What lines of the data include the string "Distance"? Copy them all.
......
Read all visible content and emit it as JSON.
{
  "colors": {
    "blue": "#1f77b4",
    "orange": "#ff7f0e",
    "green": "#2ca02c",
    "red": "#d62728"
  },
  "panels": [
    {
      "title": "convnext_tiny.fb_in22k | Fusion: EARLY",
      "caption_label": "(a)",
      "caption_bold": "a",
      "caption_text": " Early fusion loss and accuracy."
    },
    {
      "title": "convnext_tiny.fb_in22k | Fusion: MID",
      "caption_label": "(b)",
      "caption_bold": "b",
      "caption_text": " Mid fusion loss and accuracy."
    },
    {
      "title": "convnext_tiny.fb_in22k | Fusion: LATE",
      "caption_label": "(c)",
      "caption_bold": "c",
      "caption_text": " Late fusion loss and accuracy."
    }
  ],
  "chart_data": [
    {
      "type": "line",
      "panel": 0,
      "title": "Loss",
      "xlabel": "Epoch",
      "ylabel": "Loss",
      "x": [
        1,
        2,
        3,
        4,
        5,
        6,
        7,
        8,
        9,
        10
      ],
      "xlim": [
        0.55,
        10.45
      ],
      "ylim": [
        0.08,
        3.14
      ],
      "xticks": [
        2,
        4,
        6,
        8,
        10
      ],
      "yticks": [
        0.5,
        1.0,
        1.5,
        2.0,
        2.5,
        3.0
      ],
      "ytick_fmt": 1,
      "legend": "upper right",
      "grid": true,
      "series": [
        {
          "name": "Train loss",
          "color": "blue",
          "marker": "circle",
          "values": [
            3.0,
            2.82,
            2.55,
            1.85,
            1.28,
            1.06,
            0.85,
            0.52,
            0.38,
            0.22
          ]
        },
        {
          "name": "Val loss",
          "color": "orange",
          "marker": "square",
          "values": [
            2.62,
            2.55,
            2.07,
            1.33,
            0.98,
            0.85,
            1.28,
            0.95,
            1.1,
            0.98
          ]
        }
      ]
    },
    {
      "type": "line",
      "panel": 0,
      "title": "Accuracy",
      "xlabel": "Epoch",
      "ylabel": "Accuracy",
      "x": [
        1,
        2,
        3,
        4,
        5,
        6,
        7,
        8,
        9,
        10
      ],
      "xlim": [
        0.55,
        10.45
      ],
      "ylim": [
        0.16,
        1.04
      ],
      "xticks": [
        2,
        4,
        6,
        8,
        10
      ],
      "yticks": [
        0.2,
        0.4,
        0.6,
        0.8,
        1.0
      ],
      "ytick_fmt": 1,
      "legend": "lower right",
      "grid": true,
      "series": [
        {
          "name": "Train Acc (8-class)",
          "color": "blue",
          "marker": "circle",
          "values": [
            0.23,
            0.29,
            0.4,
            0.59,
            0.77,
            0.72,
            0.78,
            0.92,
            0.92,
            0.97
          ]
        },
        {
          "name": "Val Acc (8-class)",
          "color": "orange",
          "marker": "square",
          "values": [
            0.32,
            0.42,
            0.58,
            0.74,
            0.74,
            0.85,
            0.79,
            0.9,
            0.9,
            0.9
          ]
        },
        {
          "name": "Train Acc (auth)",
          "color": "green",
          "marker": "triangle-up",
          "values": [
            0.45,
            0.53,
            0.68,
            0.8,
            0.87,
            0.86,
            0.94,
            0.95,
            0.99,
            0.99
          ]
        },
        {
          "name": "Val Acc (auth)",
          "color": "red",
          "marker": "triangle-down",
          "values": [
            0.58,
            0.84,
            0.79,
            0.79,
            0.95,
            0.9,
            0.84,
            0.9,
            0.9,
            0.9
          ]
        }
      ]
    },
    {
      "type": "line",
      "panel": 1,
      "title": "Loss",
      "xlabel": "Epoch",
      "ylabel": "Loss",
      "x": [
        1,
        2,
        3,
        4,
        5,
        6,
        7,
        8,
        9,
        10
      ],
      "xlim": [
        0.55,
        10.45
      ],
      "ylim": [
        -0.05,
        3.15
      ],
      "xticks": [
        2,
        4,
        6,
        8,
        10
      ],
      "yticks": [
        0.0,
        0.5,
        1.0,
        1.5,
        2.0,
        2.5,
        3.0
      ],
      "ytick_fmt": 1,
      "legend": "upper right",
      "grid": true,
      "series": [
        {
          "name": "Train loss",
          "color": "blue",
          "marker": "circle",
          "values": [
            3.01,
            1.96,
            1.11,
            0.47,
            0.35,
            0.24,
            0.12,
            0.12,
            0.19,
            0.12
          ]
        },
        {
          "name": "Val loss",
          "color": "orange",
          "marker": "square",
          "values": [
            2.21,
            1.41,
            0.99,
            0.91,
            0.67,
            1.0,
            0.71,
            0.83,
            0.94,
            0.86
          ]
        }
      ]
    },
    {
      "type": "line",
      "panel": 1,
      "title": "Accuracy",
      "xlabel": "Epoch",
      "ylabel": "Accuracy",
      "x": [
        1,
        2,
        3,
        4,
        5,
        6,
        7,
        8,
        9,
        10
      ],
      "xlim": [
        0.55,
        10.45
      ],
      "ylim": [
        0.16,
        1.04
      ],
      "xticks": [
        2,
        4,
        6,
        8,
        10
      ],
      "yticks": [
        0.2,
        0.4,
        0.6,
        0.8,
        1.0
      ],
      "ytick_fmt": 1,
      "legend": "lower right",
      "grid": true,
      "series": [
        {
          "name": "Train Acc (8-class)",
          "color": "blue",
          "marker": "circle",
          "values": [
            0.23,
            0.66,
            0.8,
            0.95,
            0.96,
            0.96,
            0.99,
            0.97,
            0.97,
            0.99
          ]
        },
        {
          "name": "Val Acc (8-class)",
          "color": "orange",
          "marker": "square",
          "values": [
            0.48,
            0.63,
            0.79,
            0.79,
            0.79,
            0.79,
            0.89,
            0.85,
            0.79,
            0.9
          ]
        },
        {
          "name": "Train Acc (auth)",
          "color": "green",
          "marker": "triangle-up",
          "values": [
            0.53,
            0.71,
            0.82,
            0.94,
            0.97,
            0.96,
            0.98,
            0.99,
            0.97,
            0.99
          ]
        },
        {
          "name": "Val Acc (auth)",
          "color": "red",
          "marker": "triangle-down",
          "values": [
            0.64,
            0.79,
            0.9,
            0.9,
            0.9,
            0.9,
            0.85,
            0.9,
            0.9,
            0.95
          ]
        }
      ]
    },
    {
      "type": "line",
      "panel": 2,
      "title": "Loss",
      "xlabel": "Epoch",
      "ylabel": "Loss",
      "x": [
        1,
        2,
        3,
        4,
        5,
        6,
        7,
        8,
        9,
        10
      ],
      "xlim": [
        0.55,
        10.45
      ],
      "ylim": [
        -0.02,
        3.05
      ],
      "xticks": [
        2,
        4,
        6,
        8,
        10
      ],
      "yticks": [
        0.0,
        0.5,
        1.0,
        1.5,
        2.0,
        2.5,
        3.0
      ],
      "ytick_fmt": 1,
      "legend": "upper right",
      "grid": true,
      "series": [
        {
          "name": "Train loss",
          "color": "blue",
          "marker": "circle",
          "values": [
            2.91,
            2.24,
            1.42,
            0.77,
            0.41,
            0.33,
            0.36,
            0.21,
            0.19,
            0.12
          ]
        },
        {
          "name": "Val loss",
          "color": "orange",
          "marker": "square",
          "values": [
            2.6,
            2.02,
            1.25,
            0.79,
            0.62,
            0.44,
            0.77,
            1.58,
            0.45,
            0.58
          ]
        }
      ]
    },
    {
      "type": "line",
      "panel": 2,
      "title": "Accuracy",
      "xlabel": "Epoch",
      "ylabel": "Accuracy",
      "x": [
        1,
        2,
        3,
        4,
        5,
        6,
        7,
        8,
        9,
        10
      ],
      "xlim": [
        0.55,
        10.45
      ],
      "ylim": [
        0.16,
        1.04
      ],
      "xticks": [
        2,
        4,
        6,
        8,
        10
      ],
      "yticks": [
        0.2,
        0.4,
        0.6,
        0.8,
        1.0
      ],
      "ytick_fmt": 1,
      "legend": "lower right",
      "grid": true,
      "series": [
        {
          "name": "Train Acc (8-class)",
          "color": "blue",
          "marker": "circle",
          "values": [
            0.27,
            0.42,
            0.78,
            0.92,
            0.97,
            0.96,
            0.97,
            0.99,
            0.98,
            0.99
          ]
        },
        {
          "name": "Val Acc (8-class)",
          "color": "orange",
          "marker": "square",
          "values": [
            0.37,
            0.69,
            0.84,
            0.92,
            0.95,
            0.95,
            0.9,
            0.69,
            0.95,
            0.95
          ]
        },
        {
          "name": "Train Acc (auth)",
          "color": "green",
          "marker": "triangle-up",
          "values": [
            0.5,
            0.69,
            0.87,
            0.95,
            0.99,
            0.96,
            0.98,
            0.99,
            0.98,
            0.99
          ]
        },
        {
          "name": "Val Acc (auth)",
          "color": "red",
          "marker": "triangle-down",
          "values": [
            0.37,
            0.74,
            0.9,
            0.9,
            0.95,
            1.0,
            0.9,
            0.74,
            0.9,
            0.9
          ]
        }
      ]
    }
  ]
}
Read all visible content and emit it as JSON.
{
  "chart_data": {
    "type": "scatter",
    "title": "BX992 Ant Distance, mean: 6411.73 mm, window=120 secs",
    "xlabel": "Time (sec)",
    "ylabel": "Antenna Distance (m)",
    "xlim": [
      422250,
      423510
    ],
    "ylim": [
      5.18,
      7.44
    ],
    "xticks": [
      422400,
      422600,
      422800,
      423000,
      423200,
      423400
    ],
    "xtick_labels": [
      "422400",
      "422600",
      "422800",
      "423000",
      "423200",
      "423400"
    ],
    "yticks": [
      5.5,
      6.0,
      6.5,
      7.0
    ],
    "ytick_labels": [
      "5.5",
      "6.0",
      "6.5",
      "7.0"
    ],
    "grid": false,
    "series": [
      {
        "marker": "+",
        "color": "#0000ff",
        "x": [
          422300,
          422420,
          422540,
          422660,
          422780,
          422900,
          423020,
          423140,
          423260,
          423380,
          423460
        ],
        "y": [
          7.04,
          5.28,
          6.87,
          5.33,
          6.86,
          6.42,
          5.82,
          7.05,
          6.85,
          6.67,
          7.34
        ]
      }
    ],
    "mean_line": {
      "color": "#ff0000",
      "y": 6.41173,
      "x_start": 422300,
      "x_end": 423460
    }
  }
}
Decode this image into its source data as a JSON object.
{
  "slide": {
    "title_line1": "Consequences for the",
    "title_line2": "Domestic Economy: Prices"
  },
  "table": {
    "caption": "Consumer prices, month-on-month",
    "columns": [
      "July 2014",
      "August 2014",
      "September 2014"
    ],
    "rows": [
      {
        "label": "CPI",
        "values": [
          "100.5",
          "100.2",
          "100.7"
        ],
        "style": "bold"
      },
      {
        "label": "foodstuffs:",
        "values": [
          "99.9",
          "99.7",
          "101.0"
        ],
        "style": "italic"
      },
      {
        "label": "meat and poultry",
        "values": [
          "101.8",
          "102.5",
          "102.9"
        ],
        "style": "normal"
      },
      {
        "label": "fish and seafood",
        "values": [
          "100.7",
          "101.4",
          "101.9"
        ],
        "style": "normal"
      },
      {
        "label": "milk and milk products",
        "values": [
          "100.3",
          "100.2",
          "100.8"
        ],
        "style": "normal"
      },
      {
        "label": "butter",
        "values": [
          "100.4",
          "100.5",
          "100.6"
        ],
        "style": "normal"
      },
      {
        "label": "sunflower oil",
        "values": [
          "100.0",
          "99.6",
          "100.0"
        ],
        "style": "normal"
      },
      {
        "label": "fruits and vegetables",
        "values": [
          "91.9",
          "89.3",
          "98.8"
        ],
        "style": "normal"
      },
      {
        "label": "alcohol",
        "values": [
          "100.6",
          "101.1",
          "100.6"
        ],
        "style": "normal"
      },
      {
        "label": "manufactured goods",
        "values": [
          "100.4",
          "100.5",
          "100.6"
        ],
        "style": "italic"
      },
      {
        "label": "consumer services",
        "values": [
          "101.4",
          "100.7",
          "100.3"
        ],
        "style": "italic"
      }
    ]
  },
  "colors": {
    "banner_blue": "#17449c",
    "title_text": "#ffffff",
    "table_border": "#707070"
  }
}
......
#### [Exercise response]
    "title": "BX992 Ant Distance, mean: 6411.73 mm, window=120 secs",
    "ylabel": "Antenna Distance (m)",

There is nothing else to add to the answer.